_Page excerpt_

=== Section Start ===

CMMC Level 3
Cybersecurity Maturity Model Certification (CMMC) Level 3 builds on Level 2, which means it includes Federal Acquisition Regulation (FAR) practices and NIST SP 800-171 Rev 1 controls. It also includes 20 other important practices to support cyber hygiene. This CMMC level emphasizes the importance of planning and maintaining cybersecurity efforts.
What Is CMMC Level 3?
CMMC Level 3 is the third certification for defense contractors out of five possible levels. Specifically, these requirements apply to defense contractors who create or access Controlled Unclassified Information (CUI). The levels range from “Basic Cyber Hygiene” to “Advanced/Progressive.” Level 3 is known as “Good Cyber Hygiene.” It includes all the same requirements you’d find in levels 1 and 2, plus some additional requirements focused on planning, sourcing and reviewing your security policies and procedures.
While CMMC level 3 indicates good cyber hygiene overall, it is still limited compared to higher levels. An organization that is CMMC level 3 certified may still struggle to effectively defend against advanced persistent threats (APTs).

=== Section End ===

_Activity list_
a) Reproduce the part of the CMMC Level 3 overview that begins at "What Is CMMC" and ends after "persistent threats (APTs).".
b) Continue the CMMC Level 3 overview, starting after its last sentence.
The records come from a separate source.

_Bounding box prediction data_
=== Section Start ===

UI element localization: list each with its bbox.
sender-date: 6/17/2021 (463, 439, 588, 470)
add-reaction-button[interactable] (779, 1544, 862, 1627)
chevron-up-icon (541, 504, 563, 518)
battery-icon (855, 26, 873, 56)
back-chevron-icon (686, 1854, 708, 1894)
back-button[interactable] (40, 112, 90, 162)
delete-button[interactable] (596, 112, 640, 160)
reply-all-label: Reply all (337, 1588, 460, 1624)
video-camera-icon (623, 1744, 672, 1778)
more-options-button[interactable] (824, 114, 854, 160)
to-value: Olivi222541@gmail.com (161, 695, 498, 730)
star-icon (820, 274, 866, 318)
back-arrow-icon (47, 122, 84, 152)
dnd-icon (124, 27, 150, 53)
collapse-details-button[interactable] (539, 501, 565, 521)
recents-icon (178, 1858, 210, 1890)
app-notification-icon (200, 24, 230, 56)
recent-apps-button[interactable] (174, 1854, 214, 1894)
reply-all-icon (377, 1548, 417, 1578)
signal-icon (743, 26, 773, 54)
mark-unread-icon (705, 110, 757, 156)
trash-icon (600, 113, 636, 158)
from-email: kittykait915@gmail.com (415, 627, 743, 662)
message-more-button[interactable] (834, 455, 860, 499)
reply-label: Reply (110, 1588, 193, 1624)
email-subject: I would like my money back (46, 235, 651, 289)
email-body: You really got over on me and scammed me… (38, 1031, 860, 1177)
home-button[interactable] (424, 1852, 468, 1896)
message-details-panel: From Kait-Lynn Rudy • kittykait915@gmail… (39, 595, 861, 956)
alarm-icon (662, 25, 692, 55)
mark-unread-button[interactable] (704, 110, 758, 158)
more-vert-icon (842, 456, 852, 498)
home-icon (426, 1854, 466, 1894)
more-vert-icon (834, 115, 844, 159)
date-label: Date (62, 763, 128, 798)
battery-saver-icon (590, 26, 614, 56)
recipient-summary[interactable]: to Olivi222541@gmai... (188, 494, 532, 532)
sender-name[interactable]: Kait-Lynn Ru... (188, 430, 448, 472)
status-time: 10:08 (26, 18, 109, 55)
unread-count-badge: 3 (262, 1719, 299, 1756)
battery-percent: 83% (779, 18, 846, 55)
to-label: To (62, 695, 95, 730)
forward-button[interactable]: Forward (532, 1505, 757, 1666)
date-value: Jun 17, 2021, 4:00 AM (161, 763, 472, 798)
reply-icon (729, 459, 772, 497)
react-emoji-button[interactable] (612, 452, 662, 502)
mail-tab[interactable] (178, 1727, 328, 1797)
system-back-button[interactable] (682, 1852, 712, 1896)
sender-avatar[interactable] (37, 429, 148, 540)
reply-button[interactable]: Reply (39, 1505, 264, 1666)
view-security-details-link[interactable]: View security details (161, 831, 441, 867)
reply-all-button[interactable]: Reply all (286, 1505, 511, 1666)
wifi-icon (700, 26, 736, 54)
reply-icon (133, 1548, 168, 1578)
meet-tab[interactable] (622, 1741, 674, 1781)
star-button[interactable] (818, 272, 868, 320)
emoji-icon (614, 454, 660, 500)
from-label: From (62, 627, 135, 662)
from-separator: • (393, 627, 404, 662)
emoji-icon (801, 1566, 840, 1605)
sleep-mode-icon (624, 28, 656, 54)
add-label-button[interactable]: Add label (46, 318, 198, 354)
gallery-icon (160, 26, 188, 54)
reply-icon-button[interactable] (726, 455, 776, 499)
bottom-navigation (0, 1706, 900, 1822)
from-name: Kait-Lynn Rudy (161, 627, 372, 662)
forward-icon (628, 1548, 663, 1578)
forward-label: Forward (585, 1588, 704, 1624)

=== Section End ===

_Answers to the exercises_
a)
What Is CMMC Level 3?
CMMC Level 3 is the third certification for defense contractors out of five possible levels. Specifically, these requirements apply to defense contractors who create or access Controlled Unclassified Information (CUI). The levels range from “Basic Cyber Hygiene” to “Advanced/Progressive.” Level 3 is known as “Good Cyber Hygiene.” It includes all the same requirements you’d find in levels 1 and 2, plus some additional requirements focused on planning, sourcing and reviewing your security policies and procedures.
While CMMC level 3 indicates good cyber hygiene overall, it is still limited compared to higher levels. An organization that is CMMC level 3 certified may still struggle to effectively defend against advanced persistent threats (APTs).

b)
How Does Level 3 Compare With Level 2?
The most significant differences between CMMC level 2 and level 3 come from the process maturity of both levels. This can also be referred to as ongoing security management. Level 2 requires defense contractors to establish policies, practices and a plan to implement the required security elements.
Level 3 takes that significant step further by also requiring a detailed review of those policies and practices, along with dedicated resources to meet the plan and activities as stated. These extra measures help to ensure that security solutions are implemented correctly and able to be fully effective. Achieving level 3 certification means your organizations has implemented the appropriate solutions and is actively monitoring them.